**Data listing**
· · · ·

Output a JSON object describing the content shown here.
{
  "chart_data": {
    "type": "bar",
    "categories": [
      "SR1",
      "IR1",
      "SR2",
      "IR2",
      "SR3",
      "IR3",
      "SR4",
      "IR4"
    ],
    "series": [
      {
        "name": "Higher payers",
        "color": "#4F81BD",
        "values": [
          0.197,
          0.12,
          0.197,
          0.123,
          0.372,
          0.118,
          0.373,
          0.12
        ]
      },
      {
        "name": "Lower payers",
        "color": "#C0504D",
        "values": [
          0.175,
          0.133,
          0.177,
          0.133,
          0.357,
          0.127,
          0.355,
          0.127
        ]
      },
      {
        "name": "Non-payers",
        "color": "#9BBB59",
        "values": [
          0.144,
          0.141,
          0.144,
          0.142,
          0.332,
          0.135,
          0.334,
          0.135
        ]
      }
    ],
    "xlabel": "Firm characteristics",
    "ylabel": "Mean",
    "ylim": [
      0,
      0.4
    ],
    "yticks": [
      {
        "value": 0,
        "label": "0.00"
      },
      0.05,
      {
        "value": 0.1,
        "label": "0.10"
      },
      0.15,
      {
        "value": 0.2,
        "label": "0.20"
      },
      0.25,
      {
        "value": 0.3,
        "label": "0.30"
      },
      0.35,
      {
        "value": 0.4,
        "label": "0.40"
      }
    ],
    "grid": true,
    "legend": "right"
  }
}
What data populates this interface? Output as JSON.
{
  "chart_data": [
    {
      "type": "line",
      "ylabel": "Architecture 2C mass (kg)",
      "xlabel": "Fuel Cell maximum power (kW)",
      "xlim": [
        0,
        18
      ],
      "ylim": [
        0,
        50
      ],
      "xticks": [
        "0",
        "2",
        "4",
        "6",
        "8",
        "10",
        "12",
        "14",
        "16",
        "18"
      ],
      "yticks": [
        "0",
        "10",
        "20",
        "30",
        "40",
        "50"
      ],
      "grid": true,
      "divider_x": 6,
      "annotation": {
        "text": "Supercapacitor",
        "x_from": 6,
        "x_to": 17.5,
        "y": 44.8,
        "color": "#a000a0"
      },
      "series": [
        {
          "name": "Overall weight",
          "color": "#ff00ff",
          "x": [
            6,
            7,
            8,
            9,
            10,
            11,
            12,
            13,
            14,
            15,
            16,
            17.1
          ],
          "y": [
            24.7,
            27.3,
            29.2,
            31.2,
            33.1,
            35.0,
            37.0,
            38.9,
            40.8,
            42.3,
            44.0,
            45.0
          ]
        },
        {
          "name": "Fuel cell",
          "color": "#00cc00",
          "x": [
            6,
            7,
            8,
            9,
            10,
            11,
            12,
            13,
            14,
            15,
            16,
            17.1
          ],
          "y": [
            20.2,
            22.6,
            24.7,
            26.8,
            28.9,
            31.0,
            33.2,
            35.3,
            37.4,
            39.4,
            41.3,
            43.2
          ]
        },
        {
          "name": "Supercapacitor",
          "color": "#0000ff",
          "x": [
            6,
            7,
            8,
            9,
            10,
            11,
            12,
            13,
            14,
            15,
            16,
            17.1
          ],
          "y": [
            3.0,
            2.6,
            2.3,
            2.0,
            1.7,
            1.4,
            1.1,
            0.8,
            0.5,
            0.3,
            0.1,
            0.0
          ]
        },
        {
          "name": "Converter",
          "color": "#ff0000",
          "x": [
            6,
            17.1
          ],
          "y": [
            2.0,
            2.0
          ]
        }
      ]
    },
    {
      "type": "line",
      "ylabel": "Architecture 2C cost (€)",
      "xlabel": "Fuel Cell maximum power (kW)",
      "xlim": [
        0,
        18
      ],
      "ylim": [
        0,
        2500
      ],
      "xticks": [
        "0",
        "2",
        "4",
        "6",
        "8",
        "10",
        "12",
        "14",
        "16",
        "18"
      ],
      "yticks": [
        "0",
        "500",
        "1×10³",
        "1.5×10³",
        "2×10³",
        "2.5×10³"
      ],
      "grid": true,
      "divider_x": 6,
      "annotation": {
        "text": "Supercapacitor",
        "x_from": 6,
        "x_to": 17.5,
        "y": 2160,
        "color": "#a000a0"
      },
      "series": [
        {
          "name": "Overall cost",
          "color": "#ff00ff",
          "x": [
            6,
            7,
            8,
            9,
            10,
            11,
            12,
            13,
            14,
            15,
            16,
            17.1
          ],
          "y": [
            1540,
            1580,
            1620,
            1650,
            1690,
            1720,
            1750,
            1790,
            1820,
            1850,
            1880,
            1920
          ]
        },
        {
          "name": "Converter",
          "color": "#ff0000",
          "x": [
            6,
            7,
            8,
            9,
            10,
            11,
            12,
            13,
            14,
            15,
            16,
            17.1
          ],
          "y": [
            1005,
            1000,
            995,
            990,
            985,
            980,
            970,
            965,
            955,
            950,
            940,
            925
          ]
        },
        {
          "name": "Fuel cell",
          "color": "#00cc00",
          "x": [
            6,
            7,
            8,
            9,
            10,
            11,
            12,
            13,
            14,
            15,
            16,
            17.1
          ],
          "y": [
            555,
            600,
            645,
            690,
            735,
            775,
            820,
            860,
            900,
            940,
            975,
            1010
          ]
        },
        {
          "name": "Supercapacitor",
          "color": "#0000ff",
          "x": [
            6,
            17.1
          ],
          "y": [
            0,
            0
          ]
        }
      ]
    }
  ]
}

· · · ·

**What the task asks**
Nothing in the data may differ; print all of it exactly as written.

**Solution**
Output a JSON object describing the content shown here.
{
  "chart_data": {
    "type": "bar",
    "categories": [
      "SR1",
      "IR1",
      "SR2",
      "IR2",
      "SR3",
      "IR3",
      "SR4",
      "IR4"
    ],
    "series": [
      {
        "name": "Higher payers",
        "color": "#4F81BD",
        "values": [
          0.197,
          0.12,
          0.197,
          0.123,
          0.372,
          0.118,
          0.373,
          0.12
        ]
      },
      {
        "name": "Lower payers",
        "color": "#C0504D",
        "values": [
          0.175,
          0.133,
          0.177,
          0.133,
          0.357,
          0.127,
          0.355,
          0.127
        ]
      },
      {
        "name": "Non-payers",
        "color": "#9BBB59",
        "values": [
          0.144,
          0.141,
          0.144,
          0.142,
          0.332,
          0.135,
          0.334,
          0.135
        ]
      }
    ],
    "xlabel": "Firm characteristics",
    "ylabel": "Mean",
    "ylim": [
      0,
      0.4
    ],
    "yticks": [
      {
        "value": 0,
        "label": "0.00"
      },
      0.05,
      {
        "value": 0.1,
        "label": "0.10"
      },
      0.15,
      {
        "value": 0.2,
        "label": "0.20"
      },
      0.25,
      {
        "value": 0.3,
        "label": "0.30"
      },
      0.35,
      {
        "value": 0.4,
        "label": "0.40"
      }
    ],
    "grid": true,
    "legend": "right"
  }
}
What data populates this interface? Output as JSON.
{
  "chart_data": [
    {
      "type": "line",
      "ylabel": "Architecture 2C mass (kg)",
      "xlabel": "Fuel Cell maximum power (kW)",
      "xlim": [
        0,
        18
      ],
      "ylim": [
        0,
        50
      ],
      "xticks": [
        "0",
        "2",
        "4",
        "6",
        "8",
        "10",
        "12",
        "14",
        "16",
        "18"
      ],
      "yticks": [
        "0",
        "10",
        "20",
        "30",
        "40",
        "50"
      ],
      "grid": true,
      "divider_x": 6,
      "annotation": {
        "text": "Supercapacitor",
        "x_from": 6,
        "x_to": 17.5,
        "y": 44.8,
        "color": "#a000a0"
      },
      "series": [
        {
          "name": "Overall weight",
          "color": "#ff00ff",
          "x": [
            6,
            7,
            8,
            9,
            10,
            11,
            12,
            13,
            14,
            15,
            16,
            17.1
          ],
          "y": [
            24.7,
            27.3,
            29.2,
            31.2,
            33.1,
            35.0,
            37.0,
            38.9,
            40.8,
            42.3,
            44.0,
            45.0
          ]
        },
        {
          "name": "Fuel cell",
          "color": "#00cc00",
          "x": [
            6,
            7,
            8,
            9,
            10,
            11,
            12,
            13,
            14,
            15,
            16,
            17.1
          ],
          "y": [
            20.2,
            22.6,
            24.7,
            26.8,
            28.9,
            31.0,
            33.2,
            35.3,
            37.4,
            39.4,
            41.3,
            43.2
          ]
        },
        {
          "name": "Supercapacitor",
          "color": "#0000ff",
          "x": [
            6,
            7,
            8,
            9,
            10,
            11,
            12,
            13,
            14,
            15,
            16,
            17.1
          ],
          "y": [
            3.0,
            2.6,
            2.3,
            2.0,
            1.7,
            1.4,
            1.1,
            0.8,
            0.5,
            0.3,
            0.1,
            0.0
          ]
        },
        {
          "name": "Converter",
          "color": "#ff0000",
          "x": [
            6,
            17.1
          ],
          "y": [
            2.0,
            2.0
          ]
        }
      ]
    },
    {
      "type": "line",
      "ylabel": "Architecture 2C cost (€)",
      "xlabel": "Fuel Cell maximum power (kW)",
      "xlim": [
        0,
        18
      ],
      "ylim": [
        0,
        2500
      ],
      "xticks": [
        "0",
        "2",
        "4",
        "6",
        "8",
        "10",
        "12",
        "14",
        "16",
        "18"
      ],
      "yticks": [
        "0",
        "500",
        "1×10³",
        "1.5×10³",
        "2×10³",
        "2.5×10³"
      ],
      "grid": true,
      "divider_x": 6,
      "annotation": {
        "text": "Supercapacitor",
        "x_from": 6,
        "x_to": 17.5,
        "y": 2160,
        "color": "#a000a0"
      },
      "series": [
        {
          "name": "Overall cost",
          "color": "#ff00ff",
          "x": [
            6,
            7,
            8,
            9,
            10,
            11,
            12,
            13,
            14,
            15,
            16,
            17.1
          ],
          "y": [
            1540,
            1580,
            1620,
            1650,
            1690,
            1720,
            1750,
            1790,
            1820,
            1850,
            1880,
            1920
          ]
        },
        {
          "name": "Converter",
          "color": "#ff0000",
          "x": [
            6,
            7,
            8,
            9,
            10,
            11,
            12,
            13,
            14,
            15,
            16,
            17.1
          ],
          "y": [
            1005,
            1000,
            995,
            990,
            985,
            980,
            970,
            965,
            955,
            950,
            940,
            925
          ]
        },
        {
          "name": "Fuel cell",
          "color": "#00cc00",
          "x": [
            6,
            7,
            8,
            9,
            10,
            11,
            12,
            13,
            14,
            15,
            16,
            17.1
          ],
          "y": [
            555,
            600,
            645,
            690,
            735,
            775,
            820,
            860,
            900,
            940,
            975,
            1010
          ]
        },
        {
          "name": "Supercapacitor",
          "color": "#0000ff",
          "x": [
            6,
            17.1
          ],
          "y": [
            0,
            0
          ]
        }
      ]
    }
  ]
}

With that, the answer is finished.